> _The problem_:
The records below hold pictures; please leave those out and retype the rest exactly.

> _Records for this task_:
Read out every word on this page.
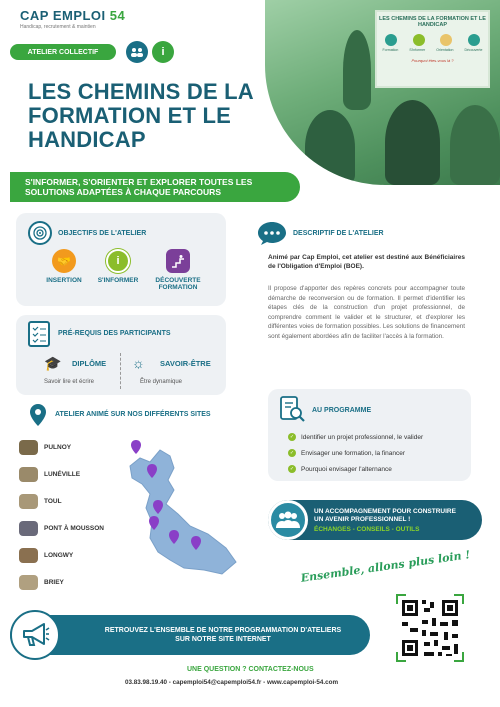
CAP EMPLOI 54
Handicap, recrutement & maintien
ATELIER COLLECTIF	i
LES CHEMINS DE LA FORMATION ET LE HANDICAP
LES CHEMINS DE LA FORMATION ET LE HANDICAP
Formation	S'informer	Orientation	Découverte
Pourquoi êtes-vous là ?
S'INFORMER, S'ORIENTER ET EXPLORER TOUTES LES SOLUTIONS ADAPTÉES À CHAQUE PARCOURS
OBJECTIFS DE L'ATELIER
🤝
INSERTION
i
S'INFORMER	DÉCOUVERTE FORMATION
PRÉ-REQUIS DES PARTICIPANTS
🎓 DIPLÔME
Savoir lire et écrire
☼ SAVOIR-ÊTRE
Être dynamique
ATELIER ANIMÉ SUR NOS DIFFÉRENTS SITES
PULNOY
LUNÉVILLE
TOUL
PONT À MOUSSON
LONGWY
BRIEY
DESCRIPTIF DE L'ATELIER
Animé par Cap Emploi, cet atelier est destiné aux Bénéficiaires de l'Obligation d'Emploi (BOE).
Il propose d'apporter des repères concrets pour accompagner toute démarche de reconversion ou de formation. Il permet d'identifier les étapes clés de la construction d'un projet professionnel, de comprendre comment le valider et le structurer, et d'explorer les différentes voies de formation possibles. Les solutions de financement sont également abordées afin de faciliter l'accès à la formation.
AU PROGRAMME
✓ Identifier un projet professionnel, le valider
✓ Envisager une formation, la financer
✓ Pourquoi envisager l'alternance
UN ACCOMPAGNEMENT POUR CONSTRUIRE
UN AVENIR PROFESSIONNEL !
ÉCHANGES - CONSEILS - OUTILS
Ensemble, allons plus loin !
RETROUVEZ L'ENSEMBLE DE NOTRE PROGRAMMATION D'ATELIERS
SUR NOTRE SITE INTERNET
UNE QUESTION ? CONTACTEZ-NOUS
03.83.98.19.40 - capemploi54@capemploi54.fr - www.capemploi-54.com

> _Full solution_:
Read out every word on this page.
CAP EMPLOI 54
Handicap, recrutement & maintien
ATELIER COLLECTIF	i
LES CHEMINS DE LA FORMATION ET LE HANDICAP
LES CHEMINS DE LA FORMATION ET LE HANDICAP
Formation	S'informer	Orientation	Découverte
Pourquoi êtes-vous là ?
S'INFORMER, S'ORIENTER ET EXPLORER TOUTES LES SOLUTIONS ADAPTÉES À CHAQUE PARCOURS
OBJECTIFS DE L'ATELIER
🤝
INSERTION
i
S'INFORMER	DÉCOUVERTE FORMATION
PRÉ-REQUIS DES PARTICIPANTS
🎓 DIPLÔME
Savoir lire et écrire
☼ SAVOIR-ÊTRE
Être dynamique
ATELIER ANIMÉ SUR NOS DIFFÉRENTS SITES
PULNOY
LUNÉVILLE
TOUL
PONT À MOUSSON
LONGWY
BRIEY
DESCRIPTIF DE L'ATELIER
Animé par Cap Emploi, cet atelier est destiné aux Bénéficiaires de l'Obligation d'Emploi (BOE).
Il propose d'apporter des repères concrets pour accompagner toute démarche de reconversion ou de formation. Il permet d'identifier les étapes clés de la construction d'un projet professionnel, de comprendre comment le valider et le structurer, et d'explorer les différentes voies de formation possibles. Les solutions de financement sont également abordées afin de faciliter l'accès à la formation.
AU PROGRAMME
✓ Identifier un projet professionnel, le valider
✓ Envisager une formation, la financer
✓ Pourquoi envisager l'alternance
UN ACCOMPAGNEMENT POUR CONSTRUIRE
UN AVENIR PROFESSIONNEL !
ÉCHANGES - CONSEILS - OUTILS
Ensemble, allons plus loin !
RETROUVEZ L'ENSEMBLE DE NOTRE PROGRAMMATION D'ATELIERS
SUR NOTRE SITE INTERNET
UNE QUESTION ? CONTACTEZ-NOUS
03.83.98.19.40 - capemploi54@capemploi54.fr - www.capemploi-54.com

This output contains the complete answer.